* **Aim**
Search the material for "гражданам" and show all lines that contain it.
··· Entries supplied ···
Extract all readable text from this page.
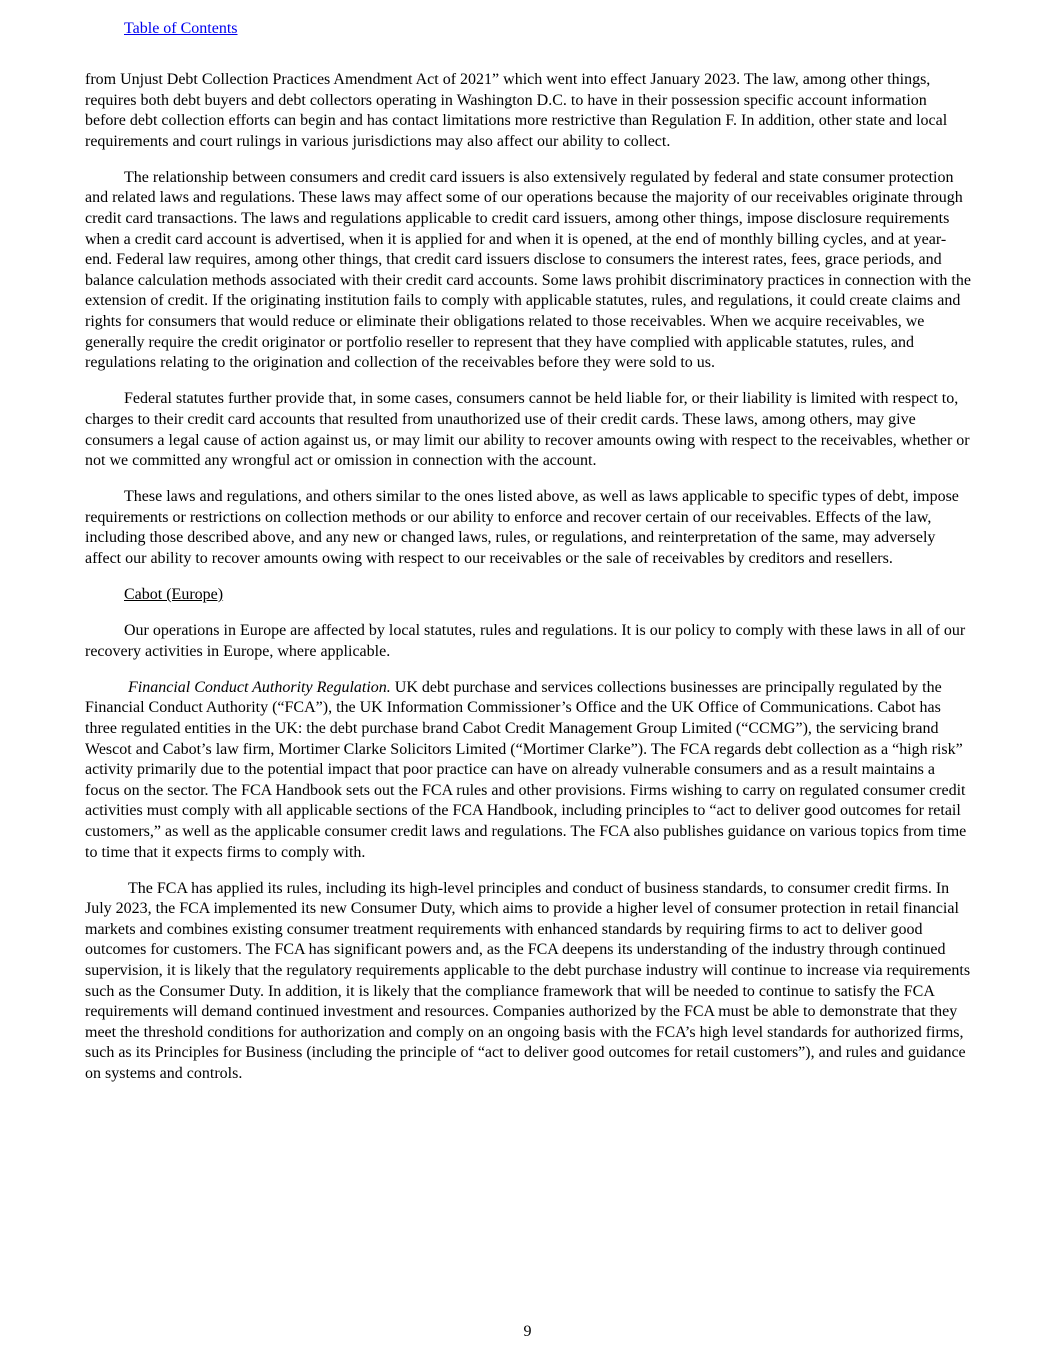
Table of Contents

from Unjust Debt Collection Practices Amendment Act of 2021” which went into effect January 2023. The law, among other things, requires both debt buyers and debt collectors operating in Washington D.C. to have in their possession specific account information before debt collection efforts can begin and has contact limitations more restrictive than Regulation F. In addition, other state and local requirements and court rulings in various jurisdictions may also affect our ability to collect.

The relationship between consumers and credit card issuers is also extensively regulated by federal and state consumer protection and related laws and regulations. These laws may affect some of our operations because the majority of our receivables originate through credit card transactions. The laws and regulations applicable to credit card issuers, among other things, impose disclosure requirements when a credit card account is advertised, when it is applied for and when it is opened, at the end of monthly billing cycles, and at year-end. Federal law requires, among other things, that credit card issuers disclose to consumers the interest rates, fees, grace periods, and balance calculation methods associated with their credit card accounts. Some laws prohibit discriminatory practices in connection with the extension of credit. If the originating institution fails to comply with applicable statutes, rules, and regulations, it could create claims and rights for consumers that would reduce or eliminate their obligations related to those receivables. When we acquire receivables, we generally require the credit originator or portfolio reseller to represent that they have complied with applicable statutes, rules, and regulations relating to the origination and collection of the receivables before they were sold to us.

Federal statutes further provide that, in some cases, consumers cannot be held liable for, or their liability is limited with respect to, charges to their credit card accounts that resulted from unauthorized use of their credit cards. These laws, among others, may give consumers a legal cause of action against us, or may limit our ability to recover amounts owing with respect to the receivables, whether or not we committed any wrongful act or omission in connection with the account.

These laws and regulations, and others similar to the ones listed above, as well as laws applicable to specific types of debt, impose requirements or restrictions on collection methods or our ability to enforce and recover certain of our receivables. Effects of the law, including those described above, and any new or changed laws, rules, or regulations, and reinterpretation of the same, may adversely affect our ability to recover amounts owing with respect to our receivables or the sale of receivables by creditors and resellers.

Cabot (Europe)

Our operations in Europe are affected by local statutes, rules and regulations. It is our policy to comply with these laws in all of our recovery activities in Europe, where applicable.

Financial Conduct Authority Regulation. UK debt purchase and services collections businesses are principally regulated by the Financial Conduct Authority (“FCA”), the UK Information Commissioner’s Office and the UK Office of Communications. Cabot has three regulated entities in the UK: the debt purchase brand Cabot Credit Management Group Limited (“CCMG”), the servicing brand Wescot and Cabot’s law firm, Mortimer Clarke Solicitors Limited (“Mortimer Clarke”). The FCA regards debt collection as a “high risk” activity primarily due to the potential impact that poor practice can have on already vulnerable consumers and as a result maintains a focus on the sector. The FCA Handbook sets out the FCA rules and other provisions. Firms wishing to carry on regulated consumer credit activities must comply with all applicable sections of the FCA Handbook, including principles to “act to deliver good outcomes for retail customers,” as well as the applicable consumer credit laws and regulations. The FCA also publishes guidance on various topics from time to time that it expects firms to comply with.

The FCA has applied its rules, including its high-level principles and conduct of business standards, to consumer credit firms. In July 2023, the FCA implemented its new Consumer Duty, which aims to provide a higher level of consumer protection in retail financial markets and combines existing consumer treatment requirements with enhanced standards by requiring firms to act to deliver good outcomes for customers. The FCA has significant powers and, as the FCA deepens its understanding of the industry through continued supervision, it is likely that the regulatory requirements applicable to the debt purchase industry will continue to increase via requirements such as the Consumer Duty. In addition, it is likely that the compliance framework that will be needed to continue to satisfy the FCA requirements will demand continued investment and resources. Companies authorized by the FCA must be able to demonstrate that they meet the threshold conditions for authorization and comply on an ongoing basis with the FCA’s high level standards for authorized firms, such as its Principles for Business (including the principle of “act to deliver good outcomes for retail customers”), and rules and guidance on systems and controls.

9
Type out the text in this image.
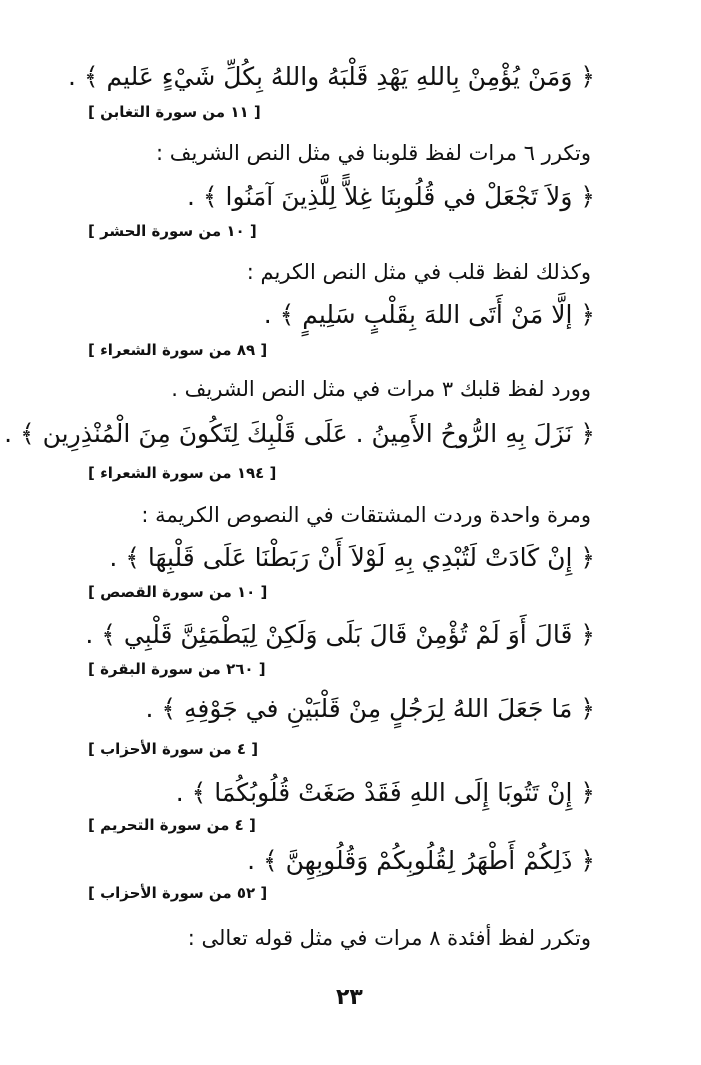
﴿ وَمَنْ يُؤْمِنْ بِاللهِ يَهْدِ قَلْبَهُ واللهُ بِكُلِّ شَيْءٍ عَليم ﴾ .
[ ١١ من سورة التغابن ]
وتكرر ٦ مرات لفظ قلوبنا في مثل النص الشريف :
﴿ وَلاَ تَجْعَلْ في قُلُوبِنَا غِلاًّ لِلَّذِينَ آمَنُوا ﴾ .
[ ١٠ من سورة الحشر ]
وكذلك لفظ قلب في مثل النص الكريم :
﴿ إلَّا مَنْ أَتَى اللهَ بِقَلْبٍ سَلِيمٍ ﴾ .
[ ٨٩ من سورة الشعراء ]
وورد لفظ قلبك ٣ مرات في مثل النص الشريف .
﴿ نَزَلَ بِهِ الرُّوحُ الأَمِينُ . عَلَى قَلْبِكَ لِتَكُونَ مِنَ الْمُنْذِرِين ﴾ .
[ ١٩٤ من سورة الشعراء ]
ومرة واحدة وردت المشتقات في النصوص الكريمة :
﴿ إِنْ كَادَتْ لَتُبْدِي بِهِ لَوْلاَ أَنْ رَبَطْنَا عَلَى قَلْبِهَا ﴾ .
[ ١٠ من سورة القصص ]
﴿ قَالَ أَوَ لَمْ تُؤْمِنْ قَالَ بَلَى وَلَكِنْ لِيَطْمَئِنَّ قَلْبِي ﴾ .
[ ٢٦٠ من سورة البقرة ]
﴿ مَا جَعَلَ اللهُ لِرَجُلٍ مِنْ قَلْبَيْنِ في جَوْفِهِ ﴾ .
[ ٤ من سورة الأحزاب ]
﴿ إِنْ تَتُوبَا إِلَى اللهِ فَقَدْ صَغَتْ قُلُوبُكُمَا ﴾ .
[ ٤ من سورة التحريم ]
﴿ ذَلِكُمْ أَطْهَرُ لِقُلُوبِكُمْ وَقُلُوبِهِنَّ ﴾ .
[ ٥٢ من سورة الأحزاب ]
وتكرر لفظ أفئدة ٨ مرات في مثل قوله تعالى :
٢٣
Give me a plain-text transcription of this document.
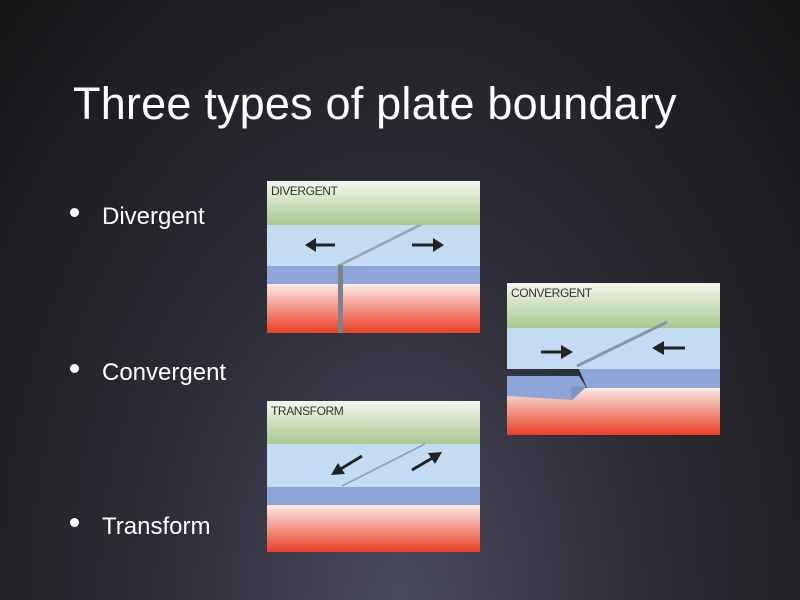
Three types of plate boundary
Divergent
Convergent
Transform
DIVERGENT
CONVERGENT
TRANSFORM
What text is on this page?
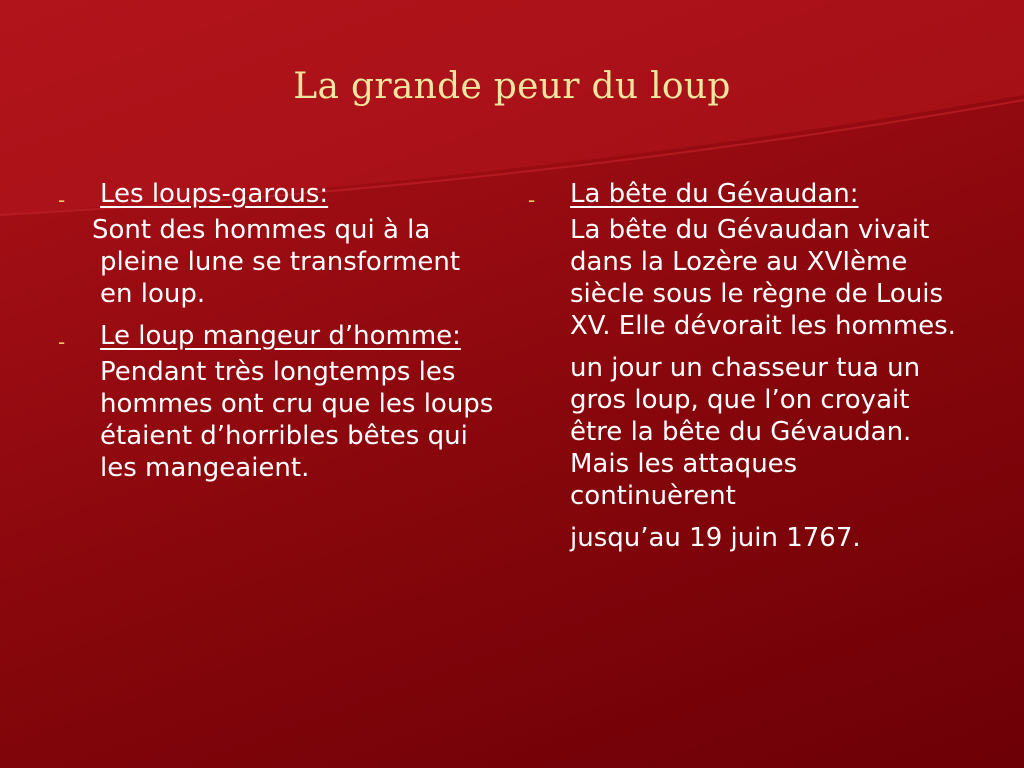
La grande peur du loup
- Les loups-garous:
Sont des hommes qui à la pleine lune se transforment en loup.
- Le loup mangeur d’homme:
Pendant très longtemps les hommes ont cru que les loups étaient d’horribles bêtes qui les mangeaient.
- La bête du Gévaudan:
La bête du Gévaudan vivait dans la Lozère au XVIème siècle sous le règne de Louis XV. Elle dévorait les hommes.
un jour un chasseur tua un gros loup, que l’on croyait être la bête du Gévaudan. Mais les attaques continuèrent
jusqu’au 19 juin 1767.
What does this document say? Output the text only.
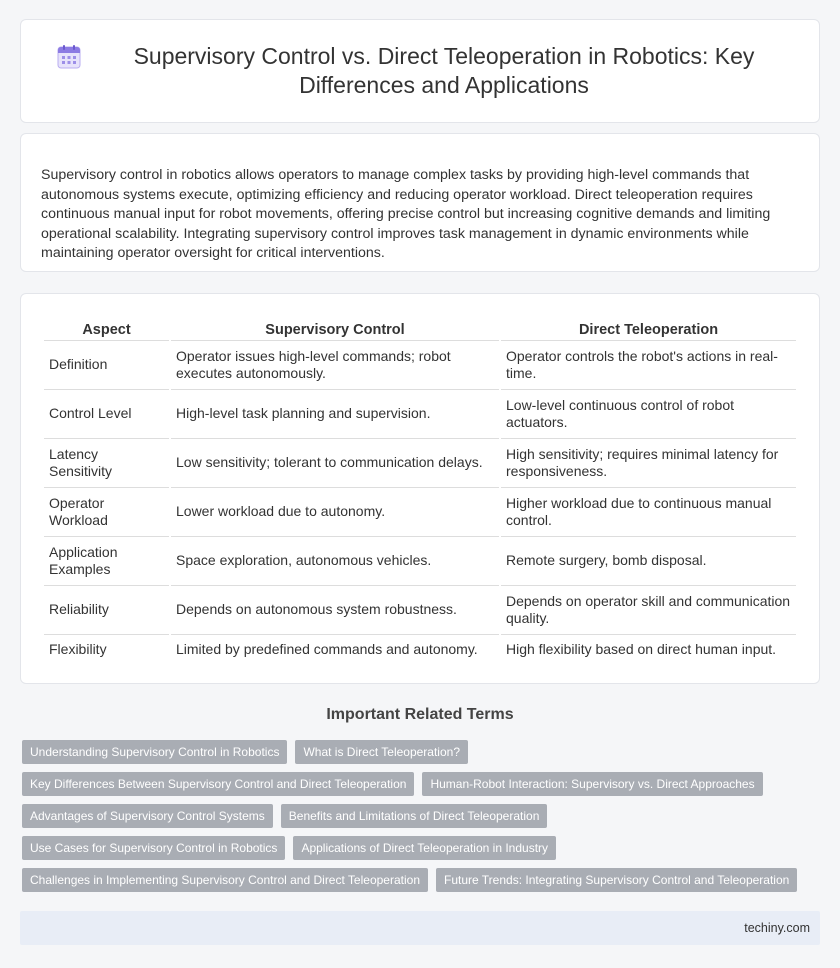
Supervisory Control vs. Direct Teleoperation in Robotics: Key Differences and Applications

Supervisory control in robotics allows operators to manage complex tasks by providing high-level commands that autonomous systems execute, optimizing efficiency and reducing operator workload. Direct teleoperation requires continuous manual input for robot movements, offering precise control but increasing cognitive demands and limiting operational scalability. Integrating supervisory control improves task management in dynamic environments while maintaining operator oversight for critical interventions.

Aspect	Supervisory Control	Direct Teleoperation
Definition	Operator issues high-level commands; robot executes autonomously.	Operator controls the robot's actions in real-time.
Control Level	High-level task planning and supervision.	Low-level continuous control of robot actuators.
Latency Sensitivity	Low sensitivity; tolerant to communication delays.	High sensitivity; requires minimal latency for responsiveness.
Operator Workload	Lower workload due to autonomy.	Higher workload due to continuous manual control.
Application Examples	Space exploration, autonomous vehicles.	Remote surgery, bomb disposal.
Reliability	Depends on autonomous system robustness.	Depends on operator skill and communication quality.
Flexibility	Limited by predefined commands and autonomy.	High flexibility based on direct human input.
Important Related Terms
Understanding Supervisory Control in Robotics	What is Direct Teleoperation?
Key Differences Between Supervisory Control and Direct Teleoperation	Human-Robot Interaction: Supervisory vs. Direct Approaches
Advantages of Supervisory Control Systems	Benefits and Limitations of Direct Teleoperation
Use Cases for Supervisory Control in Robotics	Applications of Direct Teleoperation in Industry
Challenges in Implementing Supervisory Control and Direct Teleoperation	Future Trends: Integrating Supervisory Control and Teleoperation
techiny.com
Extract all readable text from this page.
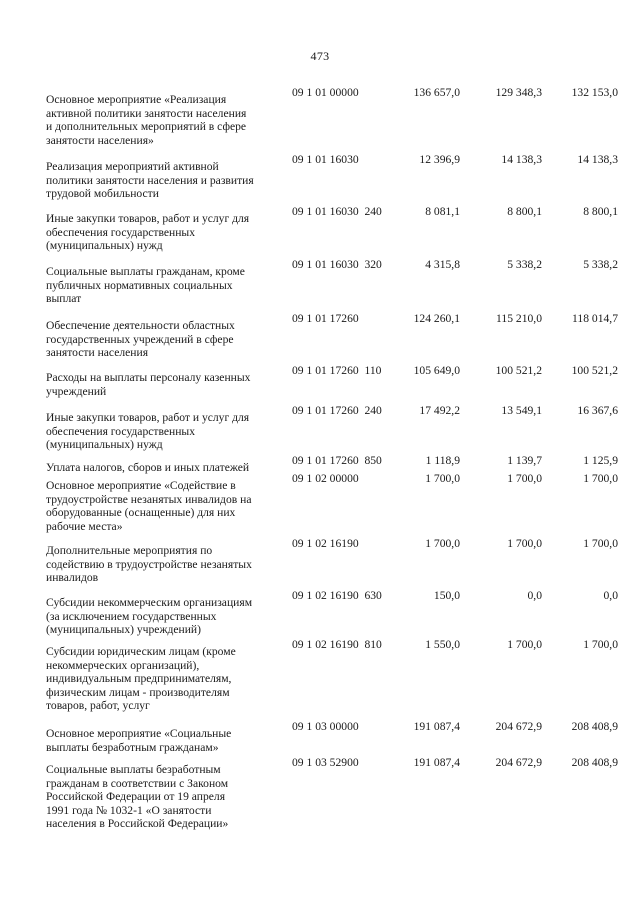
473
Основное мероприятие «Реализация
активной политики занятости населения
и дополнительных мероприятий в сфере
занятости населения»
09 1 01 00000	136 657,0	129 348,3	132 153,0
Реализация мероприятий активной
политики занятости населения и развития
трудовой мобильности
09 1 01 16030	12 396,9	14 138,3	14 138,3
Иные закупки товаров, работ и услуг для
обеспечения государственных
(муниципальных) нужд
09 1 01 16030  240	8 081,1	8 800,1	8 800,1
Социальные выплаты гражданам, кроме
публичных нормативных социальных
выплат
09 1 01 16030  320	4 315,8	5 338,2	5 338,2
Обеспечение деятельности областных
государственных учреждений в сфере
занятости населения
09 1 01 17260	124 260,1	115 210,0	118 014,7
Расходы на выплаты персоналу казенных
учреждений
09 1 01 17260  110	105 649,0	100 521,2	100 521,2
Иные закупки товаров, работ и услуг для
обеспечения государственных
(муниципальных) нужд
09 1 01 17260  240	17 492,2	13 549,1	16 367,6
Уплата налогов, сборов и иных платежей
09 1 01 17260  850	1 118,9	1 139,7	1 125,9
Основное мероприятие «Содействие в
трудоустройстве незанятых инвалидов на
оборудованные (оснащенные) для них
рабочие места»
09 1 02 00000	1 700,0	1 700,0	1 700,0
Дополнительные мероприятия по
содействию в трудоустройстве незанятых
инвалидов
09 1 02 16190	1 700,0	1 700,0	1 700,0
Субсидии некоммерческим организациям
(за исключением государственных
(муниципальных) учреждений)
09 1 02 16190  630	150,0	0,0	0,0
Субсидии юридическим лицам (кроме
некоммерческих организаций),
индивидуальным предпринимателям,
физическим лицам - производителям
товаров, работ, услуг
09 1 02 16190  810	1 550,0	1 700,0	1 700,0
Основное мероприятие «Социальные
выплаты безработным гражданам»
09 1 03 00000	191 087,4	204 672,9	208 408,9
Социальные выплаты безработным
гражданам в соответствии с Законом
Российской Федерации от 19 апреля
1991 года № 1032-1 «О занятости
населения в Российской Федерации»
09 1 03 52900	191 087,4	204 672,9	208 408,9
···
* **Problem solution**
Социальные выплаты гражданам, кроме
выплаты безработным гражданам»
гражданам в соответствии с Законом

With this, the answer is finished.